(Stored dataset items)
+++
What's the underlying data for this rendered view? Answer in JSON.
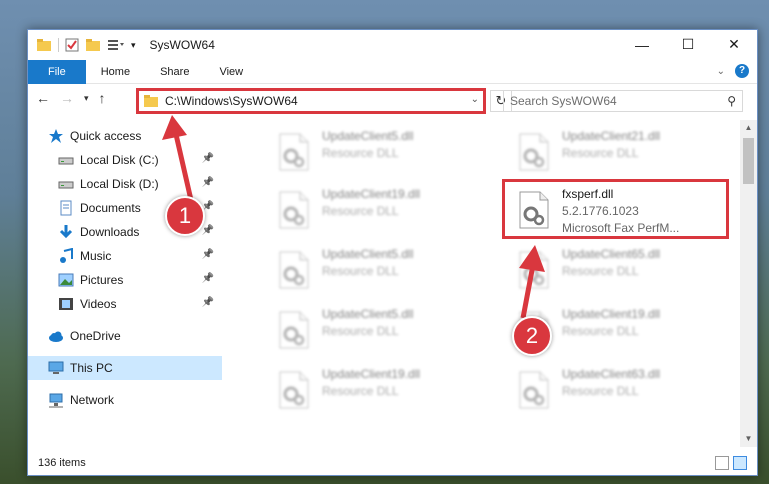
{
  "window": {
    "title": "SysWOW64",
    "controls": {
      "minimize": "—",
      "maximize": "☐",
      "close": "✕"
    }
  },
  "ribbon": {
    "tabs": [
      "File",
      "Home",
      "Share",
      "View"
    ]
  },
  "nav": {
    "address": "C:\\Windows\\SysWOW64",
    "search_placeholder": "Search SysWOW64"
  },
  "sidebar": {
    "items": [
      {
        "label": "Quick access",
        "icon": "star-icon"
      },
      {
        "label": "Local Disk (C:)",
        "icon": "drive-icon",
        "pinned": true
      },
      {
        "label": "Local Disk (D:)",
        "icon": "drive-icon",
        "pinned": true
      },
      {
        "label": "Documents",
        "icon": "document-icon",
        "pinned": true
      },
      {
        "label": "Downloads",
        "icon": "download-icon",
        "pinned": true
      },
      {
        "label": "Music",
        "icon": "music-icon",
        "pinned": true
      },
      {
        "label": "Pictures",
        "icon": "pictures-icon",
        "pinned": true
      },
      {
        "label": "Videos",
        "icon": "video-icon",
        "pinned": true
      },
      {
        "label": "OneDrive",
        "icon": "cloud-icon"
      },
      {
        "label": "This PC",
        "icon": "pc-icon",
        "selected": true
      },
      {
        "label": "Network",
        "icon": "network-icon"
      }
    ]
  },
  "files": {
    "left": [
      {
        "name": "UpdateClient5.dll",
        "type": "Resource DLL"
      },
      {
        "name": "UpdateClient19.dll",
        "type": "Resource DLL"
      },
      {
        "name": "UpdateClient5.dll",
        "type": "Resource DLL"
      },
      {
        "name": "UpdateClient5.dll",
        "type": "Resource DLL"
      },
      {
        "name": "UpdateClient19.dll",
        "type": "Resource DLL"
      }
    ],
    "right": [
      {
        "name": "UpdateClient21.dll",
        "type": "Resource DLL"
      },
      {
        "name": "fxsperf.dll",
        "version": "5.2.1776.1023",
        "type": "Microsoft Fax PerfM..."
      },
      {
        "name": "UpdateClient65.dll",
        "type": "Resource DLL"
      },
      {
        "name": "UpdateClient19.dll",
        "type": "Resource DLL"
      },
      {
        "name": "UpdateClient63.dll",
        "type": "Resource DLL"
      }
    ]
  },
  "status": {
    "item_count": "136 items"
  },
  "callouts": [
    "1",
    "2"
  ],
  "colors": {
    "accent": "#1979ca",
    "highlight": "#d9373e",
    "selected": "#cce8ff"
  }
}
+++
Pictures in the records above are left out; print everything else exactly as written.

What's the underlying data for this rendered view? Answer in JSON.
{
  "window": {
    "title": "SysWOW64",
    "controls": {
      "minimize": "—",
      "maximize": "☐",
      "close": "✕"
    }
  },
  "ribbon": {
    "tabs": [
      "File",
      "Home",
      "Share",
      "View"
    ]
  },
  "nav": {
    "address": "C:\\Windows\\SysWOW64",
    "search_placeholder": "Search SysWOW64"
  },
  "sidebar": {
    "items": [
      {
        "label": "Quick access",
        "icon": "star-icon"
      },
      {
        "label": "Local Disk (C:)",
        "icon": "drive-icon",
        "pinned": true
      },
      {
        "label": "Local Disk (D:)",
        "icon": "drive-icon",
        "pinned": true
      },
      {
        "label": "Documents",
        "icon": "document-icon",
        "pinned": true
      },
      {
        "label": "Downloads",
        "icon": "download-icon",
        "pinned": true
      },
      {
        "label": "Music",
        "icon": "music-icon",
        "pinned": true
      },
      {
        "label": "Pictures",
        "icon": "pictures-icon",
        "pinned": true
      },
      {
        "label": "Videos",
        "icon": "video-icon",
        "pinned": true
      },
      {
        "label": "OneDrive",
        "icon": "cloud-icon"
      },
      {
        "label": "This PC",
        "icon": "pc-icon",
        "selected": true
      },
      {
        "label": "Network",
        "icon": "network-icon"
      }
    ]
  },
  "files": {
    "left": [
      {
        "name": "UpdateClient5.dll",
        "type": "Resource DLL"
      },
      {
        "name": "UpdateClient19.dll",
        "type": "Resource DLL"
      },
      {
        "name": "UpdateClient5.dll",
        "type": "Resource DLL"
      },
      {
        "name": "UpdateClient5.dll",
        "type": "Resource DLL"
      },
      {
        "name": "UpdateClient19.dll",
        "type": "Resource DLL"
      }
    ],
    "right": [
      {
        "name": "UpdateClient21.dll",
        "type": "Resource DLL"
      },
      {
        "name": "fxsperf.dll",
        "version": "5.2.1776.1023",
        "type": "Microsoft Fax PerfM..."
      },
      {
        "name": "UpdateClient65.dll",
        "type": "Resource DLL"
      },
      {
        "name": "UpdateClient19.dll",
        "type": "Resource DLL"
      },
      {
        "name": "UpdateClient63.dll",
        "type": "Resource DLL"
      }
    ]
  },
  "status": {
    "item_count": "136 items"
  },
  "callouts": [
    "1",
    "2"
  ],
  "colors": {
    "accent": "#1979ca",
    "highlight": "#d9373e",
    "selected": "#cce8ff"
  }
}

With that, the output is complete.